_GIVEN REQUEST:_ Retype the rows line for line, starting at the first line and ending at the line that contains "data-point bbox=[129, 275, 135, 281]", including both of those lines.

[Start of ENTRIES PROVIDED]

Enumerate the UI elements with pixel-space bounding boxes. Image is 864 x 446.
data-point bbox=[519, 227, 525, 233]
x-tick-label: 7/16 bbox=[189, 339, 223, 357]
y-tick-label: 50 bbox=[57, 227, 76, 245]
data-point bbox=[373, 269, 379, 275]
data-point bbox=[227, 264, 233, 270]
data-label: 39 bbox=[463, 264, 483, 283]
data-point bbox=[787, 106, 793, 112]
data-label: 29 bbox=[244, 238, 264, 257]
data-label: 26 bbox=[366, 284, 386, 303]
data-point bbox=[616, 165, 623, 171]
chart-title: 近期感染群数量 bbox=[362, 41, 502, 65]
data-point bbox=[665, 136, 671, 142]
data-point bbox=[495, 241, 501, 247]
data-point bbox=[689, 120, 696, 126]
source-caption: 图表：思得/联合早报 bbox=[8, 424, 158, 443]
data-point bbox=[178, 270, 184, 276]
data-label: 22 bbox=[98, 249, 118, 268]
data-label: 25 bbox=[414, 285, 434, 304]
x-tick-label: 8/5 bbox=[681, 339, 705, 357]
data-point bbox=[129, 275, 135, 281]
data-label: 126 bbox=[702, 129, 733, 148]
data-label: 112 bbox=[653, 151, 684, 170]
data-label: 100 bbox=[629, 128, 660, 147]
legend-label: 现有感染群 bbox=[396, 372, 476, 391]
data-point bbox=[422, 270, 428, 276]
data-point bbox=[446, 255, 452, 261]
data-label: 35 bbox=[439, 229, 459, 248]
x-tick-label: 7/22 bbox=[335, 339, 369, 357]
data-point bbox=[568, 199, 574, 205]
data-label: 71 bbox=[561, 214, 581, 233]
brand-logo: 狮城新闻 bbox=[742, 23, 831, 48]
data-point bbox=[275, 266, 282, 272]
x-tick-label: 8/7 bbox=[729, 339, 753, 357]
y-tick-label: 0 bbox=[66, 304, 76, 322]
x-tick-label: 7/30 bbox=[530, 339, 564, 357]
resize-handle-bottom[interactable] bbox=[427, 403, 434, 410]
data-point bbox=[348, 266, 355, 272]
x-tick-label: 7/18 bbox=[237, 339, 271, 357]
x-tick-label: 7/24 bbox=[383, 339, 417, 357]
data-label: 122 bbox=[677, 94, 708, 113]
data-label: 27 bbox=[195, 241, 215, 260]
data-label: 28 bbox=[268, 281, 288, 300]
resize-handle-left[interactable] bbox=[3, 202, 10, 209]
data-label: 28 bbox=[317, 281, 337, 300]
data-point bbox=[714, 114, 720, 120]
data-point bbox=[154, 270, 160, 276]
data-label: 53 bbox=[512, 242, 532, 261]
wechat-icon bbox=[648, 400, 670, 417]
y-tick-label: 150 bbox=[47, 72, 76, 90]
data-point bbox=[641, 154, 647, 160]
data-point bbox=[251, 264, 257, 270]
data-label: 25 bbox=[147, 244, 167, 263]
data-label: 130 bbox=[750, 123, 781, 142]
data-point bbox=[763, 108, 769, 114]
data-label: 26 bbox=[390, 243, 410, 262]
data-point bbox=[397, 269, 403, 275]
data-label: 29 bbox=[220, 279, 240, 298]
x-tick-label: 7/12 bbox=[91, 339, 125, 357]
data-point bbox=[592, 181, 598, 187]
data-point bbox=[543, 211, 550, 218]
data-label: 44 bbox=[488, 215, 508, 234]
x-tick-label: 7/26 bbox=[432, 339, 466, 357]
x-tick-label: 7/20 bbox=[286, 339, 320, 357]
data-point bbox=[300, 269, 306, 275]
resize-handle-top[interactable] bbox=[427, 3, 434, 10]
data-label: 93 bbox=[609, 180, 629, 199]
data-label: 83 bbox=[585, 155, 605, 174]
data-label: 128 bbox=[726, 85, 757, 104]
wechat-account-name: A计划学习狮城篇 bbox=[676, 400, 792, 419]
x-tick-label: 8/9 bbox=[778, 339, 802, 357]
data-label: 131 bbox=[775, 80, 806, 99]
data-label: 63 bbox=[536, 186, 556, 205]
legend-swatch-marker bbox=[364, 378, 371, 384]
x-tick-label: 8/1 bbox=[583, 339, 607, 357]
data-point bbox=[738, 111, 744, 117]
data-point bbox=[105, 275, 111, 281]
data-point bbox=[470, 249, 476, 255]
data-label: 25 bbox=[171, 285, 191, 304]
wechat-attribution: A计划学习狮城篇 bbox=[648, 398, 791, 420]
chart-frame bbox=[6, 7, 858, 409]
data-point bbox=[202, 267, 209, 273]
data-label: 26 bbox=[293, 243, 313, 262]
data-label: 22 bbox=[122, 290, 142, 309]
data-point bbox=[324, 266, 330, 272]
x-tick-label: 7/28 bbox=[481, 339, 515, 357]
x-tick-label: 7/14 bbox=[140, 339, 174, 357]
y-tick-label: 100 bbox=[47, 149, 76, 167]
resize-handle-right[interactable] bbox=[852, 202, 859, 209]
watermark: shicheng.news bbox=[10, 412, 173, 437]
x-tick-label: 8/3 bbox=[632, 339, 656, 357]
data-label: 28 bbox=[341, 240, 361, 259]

[End of ENTRIES PROVIDED]

_SOLUTION BELOW:_
Enumerate the UI elements with pixel-space bounding boxes. Image is 864 x 446.
data-point bbox=[519, 227, 525, 233]
x-tick-label: 7/16 bbox=[189, 339, 223, 357]
y-tick-label: 50 bbox=[57, 227, 76, 245]
data-point bbox=[373, 269, 379, 275]
data-point bbox=[227, 264, 233, 270]
data-label: 39 bbox=[463, 264, 483, 283]
data-point bbox=[787, 106, 793, 112]
data-label: 29 bbox=[244, 238, 264, 257]
data-label: 26 bbox=[366, 284, 386, 303]
data-point bbox=[616, 165, 623, 171]
chart-title: 近期感染群数量 bbox=[362, 41, 502, 65]
data-point bbox=[665, 136, 671, 142]
data-point bbox=[495, 241, 501, 247]
data-point bbox=[689, 120, 696, 126]
source-caption: 图表：思得/联合早报 bbox=[8, 424, 158, 443]
data-point bbox=[178, 270, 184, 276]
data-label: 22 bbox=[98, 249, 118, 268]
data-label: 25 bbox=[414, 285, 434, 304]
x-tick-label: 8/5 bbox=[681, 339, 705, 357]
data-point bbox=[129, 275, 135, 281]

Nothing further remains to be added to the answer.